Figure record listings
--
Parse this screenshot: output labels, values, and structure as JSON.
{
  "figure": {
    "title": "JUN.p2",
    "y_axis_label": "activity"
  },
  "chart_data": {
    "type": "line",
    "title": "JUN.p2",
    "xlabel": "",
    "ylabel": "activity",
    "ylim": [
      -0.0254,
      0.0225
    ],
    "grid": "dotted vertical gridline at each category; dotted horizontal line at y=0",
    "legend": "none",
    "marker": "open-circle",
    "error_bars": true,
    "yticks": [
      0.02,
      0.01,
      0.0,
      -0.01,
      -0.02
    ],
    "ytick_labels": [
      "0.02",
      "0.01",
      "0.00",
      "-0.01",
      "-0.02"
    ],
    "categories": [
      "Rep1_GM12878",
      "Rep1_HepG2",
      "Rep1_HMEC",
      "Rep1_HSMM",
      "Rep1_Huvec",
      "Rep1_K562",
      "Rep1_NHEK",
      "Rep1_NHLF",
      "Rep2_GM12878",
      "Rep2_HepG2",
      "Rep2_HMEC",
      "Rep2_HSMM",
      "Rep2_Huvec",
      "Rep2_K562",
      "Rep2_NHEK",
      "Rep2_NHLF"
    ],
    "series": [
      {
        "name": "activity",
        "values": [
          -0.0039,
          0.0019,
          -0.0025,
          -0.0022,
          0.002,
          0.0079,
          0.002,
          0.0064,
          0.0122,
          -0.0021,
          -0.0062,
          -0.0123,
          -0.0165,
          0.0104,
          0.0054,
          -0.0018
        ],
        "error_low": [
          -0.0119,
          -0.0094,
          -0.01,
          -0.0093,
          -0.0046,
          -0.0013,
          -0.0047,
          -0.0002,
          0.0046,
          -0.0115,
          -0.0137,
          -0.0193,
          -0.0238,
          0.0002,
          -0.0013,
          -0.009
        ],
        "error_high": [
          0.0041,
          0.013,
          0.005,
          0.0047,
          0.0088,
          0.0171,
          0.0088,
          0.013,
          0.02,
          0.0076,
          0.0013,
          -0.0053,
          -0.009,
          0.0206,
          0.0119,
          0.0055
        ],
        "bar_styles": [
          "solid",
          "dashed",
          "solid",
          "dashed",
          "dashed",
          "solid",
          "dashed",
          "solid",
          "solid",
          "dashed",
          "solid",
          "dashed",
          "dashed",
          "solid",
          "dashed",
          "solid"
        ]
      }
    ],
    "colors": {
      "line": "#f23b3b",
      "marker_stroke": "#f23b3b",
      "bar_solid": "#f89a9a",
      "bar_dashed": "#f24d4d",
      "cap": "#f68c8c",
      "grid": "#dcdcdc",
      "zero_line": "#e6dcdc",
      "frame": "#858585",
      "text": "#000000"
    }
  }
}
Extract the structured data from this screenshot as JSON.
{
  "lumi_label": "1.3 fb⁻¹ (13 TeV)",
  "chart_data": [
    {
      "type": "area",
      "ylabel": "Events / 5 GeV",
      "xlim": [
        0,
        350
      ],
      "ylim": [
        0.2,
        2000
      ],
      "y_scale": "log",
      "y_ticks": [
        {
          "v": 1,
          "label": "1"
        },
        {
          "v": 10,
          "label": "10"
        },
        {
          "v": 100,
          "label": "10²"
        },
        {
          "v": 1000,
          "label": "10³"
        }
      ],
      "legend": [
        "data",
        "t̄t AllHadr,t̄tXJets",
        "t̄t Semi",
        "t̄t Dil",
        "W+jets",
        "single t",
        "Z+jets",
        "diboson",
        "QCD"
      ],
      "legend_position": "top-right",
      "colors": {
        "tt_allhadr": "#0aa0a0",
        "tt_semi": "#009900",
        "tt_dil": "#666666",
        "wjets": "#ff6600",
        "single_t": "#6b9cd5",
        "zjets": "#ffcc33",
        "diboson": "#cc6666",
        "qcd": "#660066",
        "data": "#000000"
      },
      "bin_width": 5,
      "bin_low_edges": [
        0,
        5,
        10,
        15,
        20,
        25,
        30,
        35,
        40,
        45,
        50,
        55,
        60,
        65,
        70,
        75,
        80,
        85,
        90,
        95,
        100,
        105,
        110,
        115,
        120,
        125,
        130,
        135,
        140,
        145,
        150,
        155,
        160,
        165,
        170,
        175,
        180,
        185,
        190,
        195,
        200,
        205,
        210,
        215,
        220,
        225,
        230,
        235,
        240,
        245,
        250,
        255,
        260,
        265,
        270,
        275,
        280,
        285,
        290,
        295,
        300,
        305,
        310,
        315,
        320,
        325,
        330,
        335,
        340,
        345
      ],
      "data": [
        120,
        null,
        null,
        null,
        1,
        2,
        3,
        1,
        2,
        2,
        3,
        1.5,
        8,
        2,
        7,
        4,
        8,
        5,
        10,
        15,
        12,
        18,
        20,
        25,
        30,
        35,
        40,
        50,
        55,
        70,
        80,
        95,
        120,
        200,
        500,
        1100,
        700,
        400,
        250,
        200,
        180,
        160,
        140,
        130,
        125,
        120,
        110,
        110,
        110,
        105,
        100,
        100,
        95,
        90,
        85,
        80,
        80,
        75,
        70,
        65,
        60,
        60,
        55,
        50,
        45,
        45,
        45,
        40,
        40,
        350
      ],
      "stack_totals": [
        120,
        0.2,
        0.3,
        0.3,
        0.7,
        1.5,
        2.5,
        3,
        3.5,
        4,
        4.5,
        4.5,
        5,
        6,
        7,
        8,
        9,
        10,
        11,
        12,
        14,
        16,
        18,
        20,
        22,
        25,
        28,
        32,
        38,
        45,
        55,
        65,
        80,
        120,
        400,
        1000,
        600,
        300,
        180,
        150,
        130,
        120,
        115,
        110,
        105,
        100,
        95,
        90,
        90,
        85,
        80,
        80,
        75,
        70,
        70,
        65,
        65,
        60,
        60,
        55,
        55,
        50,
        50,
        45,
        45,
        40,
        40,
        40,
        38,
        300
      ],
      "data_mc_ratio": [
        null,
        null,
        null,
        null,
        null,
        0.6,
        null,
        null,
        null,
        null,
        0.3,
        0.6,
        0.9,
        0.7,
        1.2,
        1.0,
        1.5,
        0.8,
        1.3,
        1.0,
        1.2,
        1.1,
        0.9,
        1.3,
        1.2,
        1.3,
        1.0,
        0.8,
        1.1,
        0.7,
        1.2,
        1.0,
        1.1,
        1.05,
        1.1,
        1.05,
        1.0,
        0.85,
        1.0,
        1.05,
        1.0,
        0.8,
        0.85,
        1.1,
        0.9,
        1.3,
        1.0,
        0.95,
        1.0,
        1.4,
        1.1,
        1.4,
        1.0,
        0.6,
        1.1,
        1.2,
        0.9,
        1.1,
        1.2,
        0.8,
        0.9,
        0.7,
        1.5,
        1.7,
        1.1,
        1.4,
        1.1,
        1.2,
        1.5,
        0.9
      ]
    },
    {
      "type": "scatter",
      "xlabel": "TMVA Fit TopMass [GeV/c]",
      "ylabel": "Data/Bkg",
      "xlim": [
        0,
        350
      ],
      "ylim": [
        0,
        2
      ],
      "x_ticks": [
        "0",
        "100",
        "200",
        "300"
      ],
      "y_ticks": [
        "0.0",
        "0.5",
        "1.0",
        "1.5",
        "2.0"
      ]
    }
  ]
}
--
**PROBLEM TO SOLVE**
Determine the number of lines in the records that include the string "values", and respond with that number only.

**ANSWER FOR THIS EXERCISE**
2